Figure record listings
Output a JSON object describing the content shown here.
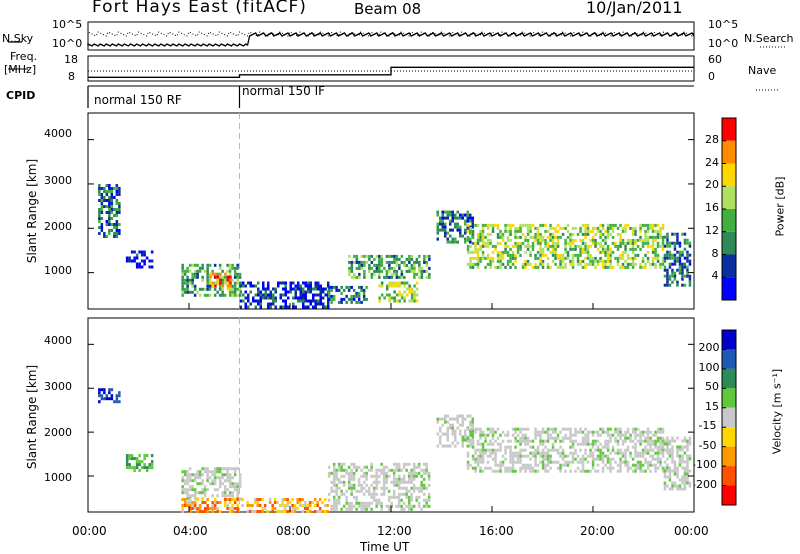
{
  "header": {
    "station": "Fort Hays East (fitACF)",
    "beam": "Beam 08",
    "date": "10/Jan/2011"
  },
  "top_panels": {
    "nsky_label": "N.Sky",
    "nsearch_label": "N.Search",
    "count_ticks_left": [
      "10^5",
      "10^0"
    ],
    "count_ticks_right": [
      "10^5",
      "10^0"
    ],
    "freq_label_1": "Freq.",
    "freq_label_2": "[MHz]",
    "freq_ticks": [
      "18",
      "8"
    ],
    "nave_label": "Nave",
    "nave_ticks": [
      "60",
      "0"
    ],
    "cpid_label": "CPID",
    "cpid_segments": [
      {
        "label": "normal 150 RF",
        "start_hour": 0,
        "end_hour": 6
      },
      {
        "label": "normal 150 IF",
        "start_hour": 6,
        "end_hour": 24
      }
    ],
    "freq_steps": [
      {
        "start_hour": 0,
        "end_hour": 6,
        "mhz": 9.5
      },
      {
        "start_hour": 6,
        "end_hour": 12,
        "mhz": 10.5
      },
      {
        "start_hour": 12,
        "end_hour": 24,
        "mhz": 13.5
      }
    ],
    "nave_level": 24
  },
  "chart_data": [
    {
      "type": "heatmap",
      "name": "power",
      "ylabel": "Slant Range [km]",
      "ylim": [
        180,
        4600
      ],
      "y_ticks": [
        "4000",
        "3000",
        "2000",
        "1000"
      ],
      "xlim": [
        0,
        24
      ],
      "colorbar_label": "Power [dB]",
      "colorbar_ticks": [
        "28",
        "24",
        "20",
        "16",
        "12",
        "8",
        "4"
      ],
      "colorbar_colors": [
        "#ff0000",
        "#ff8c00",
        "#ffd700",
        "#b0e060",
        "#40b040",
        "#2e8b57",
        "#0a2fa0",
        "#0000ff"
      ],
      "regions": [
        {
          "hours": [
            0.4,
            1.2
          ],
          "range_km": [
            1800,
            3000
          ],
          "level": 2
        },
        {
          "hours": [
            1.5,
            2.5
          ],
          "range_km": [
            1100,
            1500
          ],
          "level": 1
        },
        {
          "hours": [
            3.7,
            6.0
          ],
          "range_km": [
            500,
            1200
          ],
          "level": 3
        },
        {
          "hours": [
            4.8,
            5.6
          ],
          "range_km": [
            600,
            1000
          ],
          "level": 6
        },
        {
          "hours": [
            6.0,
            9.5
          ],
          "range_km": [
            250,
            800
          ],
          "level": 1
        },
        {
          "hours": [
            9.5,
            11.0
          ],
          "range_km": [
            300,
            700
          ],
          "level": 2
        },
        {
          "hours": [
            10.3,
            13.5
          ],
          "range_km": [
            900,
            1400
          ],
          "level": 3
        },
        {
          "hours": [
            11.5,
            13.0
          ],
          "range_km": [
            350,
            800
          ],
          "level": 4
        },
        {
          "hours": [
            13.8,
            15.2
          ],
          "range_km": [
            1700,
            2400
          ],
          "level": 2
        },
        {
          "hours": [
            15.0,
            22.8
          ],
          "range_km": [
            1100,
            2100
          ],
          "level": 4
        },
        {
          "hours": [
            22.8,
            23.8
          ],
          "range_km": [
            700,
            1900
          ],
          "level": 2
        }
      ]
    },
    {
      "type": "heatmap",
      "name": "velocity",
      "ylabel": "Slant Range [km]",
      "xlabel": "Time UT",
      "ylim": [
        180,
        4600
      ],
      "y_ticks": [
        "4000",
        "3000",
        "2000",
        "1000"
      ],
      "xlim": [
        0,
        24
      ],
      "x_ticks": [
        "00:00",
        "04:00",
        "08:00",
        "12:00",
        "16:00",
        "20:00",
        "00:00"
      ],
      "colorbar_label": "Velocity [m s⁻¹]",
      "colorbar_ticks": [
        "200",
        "100",
        "50",
        "15",
        "-15",
        "-50",
        "-100",
        "-200"
      ],
      "colorbar_colors": [
        "#0000c8",
        "#1e5ab4",
        "#2e8b57",
        "#5fc83c",
        "#c8c8c8",
        "#ffd700",
        "#ff9900",
        "#ff5000",
        "#ff0000"
      ],
      "regions": [
        {
          "hours": [
            0.4,
            1.2
          ],
          "range_km": [
            2700,
            3000
          ],
          "level": "pos"
        },
        {
          "hours": [
            1.5,
            2.5
          ],
          "range_km": [
            1100,
            1500
          ],
          "level": "green"
        },
        {
          "hours": [
            3.7,
            6.0
          ],
          "range_km": [
            500,
            1200
          ],
          "level": "gray"
        },
        {
          "hours": [
            3.7,
            9.5
          ],
          "range_km": [
            200,
            500
          ],
          "level": "neg"
        },
        {
          "hours": [
            9.5,
            13.5
          ],
          "range_km": [
            250,
            1300
          ],
          "level": "gray"
        },
        {
          "hours": [
            13.8,
            15.2
          ],
          "range_km": [
            1700,
            2400
          ],
          "level": "gray"
        },
        {
          "hours": [
            15.0,
            22.8
          ],
          "range_km": [
            1100,
            2100
          ],
          "level": "gray"
        },
        {
          "hours": [
            22.8,
            23.8
          ],
          "range_km": [
            700,
            1900
          ],
          "level": "gray"
        }
      ]
    }
  ]
}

__Task prompt__:
Copy every record character for character. Skip the pictures.

__Answer to the exercise__:
Output a JSON object describing the content shown here.
{
  "header": {
    "station": "Fort Hays East (fitACF)",
    "beam": "Beam 08",
    "date": "10/Jan/2011"
  },
  "top_panels": {
    "nsky_label": "N.Sky",
    "nsearch_label": "N.Search",
    "count_ticks_left": [
      "10^5",
      "10^0"
    ],
    "count_ticks_right": [
      "10^5",
      "10^0"
    ],
    "freq_label_1": "Freq.",
    "freq_label_2": "[MHz]",
    "freq_ticks": [
      "18",
      "8"
    ],
    "nave_label": "Nave",
    "nave_ticks": [
      "60",
      "0"
    ],
    "cpid_label": "CPID",
    "cpid_segments": [
      {
        "label": "normal 150 RF",
        "start_hour": 0,
        "end_hour": 6
      },
      {
        "label": "normal 150 IF",
        "start_hour": 6,
        "end_hour": 24
      }
    ],
    "freq_steps": [
      {
        "start_hour": 0,
        "end_hour": 6,
        "mhz": 9.5
      },
      {
        "start_hour": 6,
        "end_hour": 12,
        "mhz": 10.5
      },
      {
        "start_hour": 12,
        "end_hour": 24,
        "mhz": 13.5
      }
    ],
    "nave_level": 24
  },
  "chart_data": [
    {
      "type": "heatmap",
      "name": "power",
      "ylabel": "Slant Range [km]",
      "ylim": [
        180,
        4600
      ],
      "y_ticks": [
        "4000",
        "3000",
        "2000",
        "1000"
      ],
      "xlim": [
        0,
        24
      ],
      "colorbar_label": "Power [dB]",
      "colorbar_ticks": [
        "28",
        "24",
        "20",
        "16",
        "12",
        "8",
        "4"
      ],
      "colorbar_colors": [
        "#ff0000",
        "#ff8c00",
        "#ffd700",
        "#b0e060",
        "#40b040",
        "#2e8b57",
        "#0a2fa0",
        "#0000ff"
      ],
      "regions": [
        {
          "hours": [
            0.4,
            1.2
          ],
          "range_km": [
            1800,
            3000
          ],
          "level": 2
        },
        {
          "hours": [
            1.5,
            2.5
          ],
          "range_km": [
            1100,
            1500
          ],
          "level": 1
        },
        {
          "hours": [
            3.7,
            6.0
          ],
          "range_km": [
            500,
            1200
          ],
          "level": 3
        },
        {
          "hours": [
            4.8,
            5.6
          ],
          "range_km": [
            600,
            1000
          ],
          "level": 6
        },
        {
          "hours": [
            6.0,
            9.5
          ],
          "range_km": [
            250,
            800
          ],
          "level": 1
        },
        {
          "hours": [
            9.5,
            11.0
          ],
          "range_km": [
            300,
            700
          ],
          "level": 2
        },
        {
          "hours": [
            10.3,
            13.5
          ],
          "range_km": [
            900,
            1400
          ],
          "level": 3
        },
        {
          "hours": [
            11.5,
            13.0
          ],
          "range_km": [
            350,
            800
          ],
          "level": 4
        },
        {
          "hours": [
            13.8,
            15.2
          ],
          "range_km": [
            1700,
            2400
          ],
          "level": 2
        },
        {
          "hours": [
            15.0,
            22.8
          ],
          "range_km": [
            1100,
            2100
          ],
          "level": 4
        },
        {
          "hours": [
            22.8,
            23.8
          ],
          "range_km": [
            700,
            1900
          ],
          "level": 2
        }
      ]
    },
    {
      "type": "heatmap",
      "name": "velocity",
      "ylabel": "Slant Range [km]",
      "xlabel": "Time UT",
      "ylim": [
        180,
        4600
      ],
      "y_ticks": [
        "4000",
        "3000",
        "2000",
        "1000"
      ],
      "xlim": [
        0,
        24
      ],
      "x_ticks": [
        "00:00",
        "04:00",
        "08:00",
        "12:00",
        "16:00",
        "20:00",
        "00:00"
      ],
      "colorbar_label": "Velocity [m s⁻¹]",
      "colorbar_ticks": [
        "200",
        "100",
        "50",
        "15",
        "-15",
        "-50",
        "-100",
        "-200"
      ],
      "colorbar_colors": [
        "#0000c8",
        "#1e5ab4",
        "#2e8b57",
        "#5fc83c",
        "#c8c8c8",
        "#ffd700",
        "#ff9900",
        "#ff5000",
        "#ff0000"
      ],
      "regions": [
        {
          "hours": [
            0.4,
            1.2
          ],
          "range_km": [
            2700,
            3000
          ],
          "level": "pos"
        },
        {
          "hours": [
            1.5,
            2.5
          ],
          "range_km": [
            1100,
            1500
          ],
          "level": "green"
        },
        {
          "hours": [
            3.7,
            6.0
          ],
          "range_km": [
            500,
            1200
          ],
          "level": "gray"
        },
        {
          "hours": [
            3.7,
            9.5
          ],
          "range_km": [
            200,
            500
          ],
          "level": "neg"
        },
        {
          "hours": [
            9.5,
            13.5
          ],
          "range_km": [
            250,
            1300
          ],
          "level": "gray"
        },
        {
          "hours": [
            13.8,
            15.2
          ],
          "range_km": [
            1700,
            2400
          ],
          "level": "gray"
        },
        {
          "hours": [
            15.0,
            22.8
          ],
          "range_km": [
            1100,
            2100
          ],
          "level": "gray"
        },
        {
          "hours": [
            22.8,
            23.8
          ],
          "range_km": [
            700,
            1900
          ],
          "level": "gray"
        }
      ]
    }
  ]
}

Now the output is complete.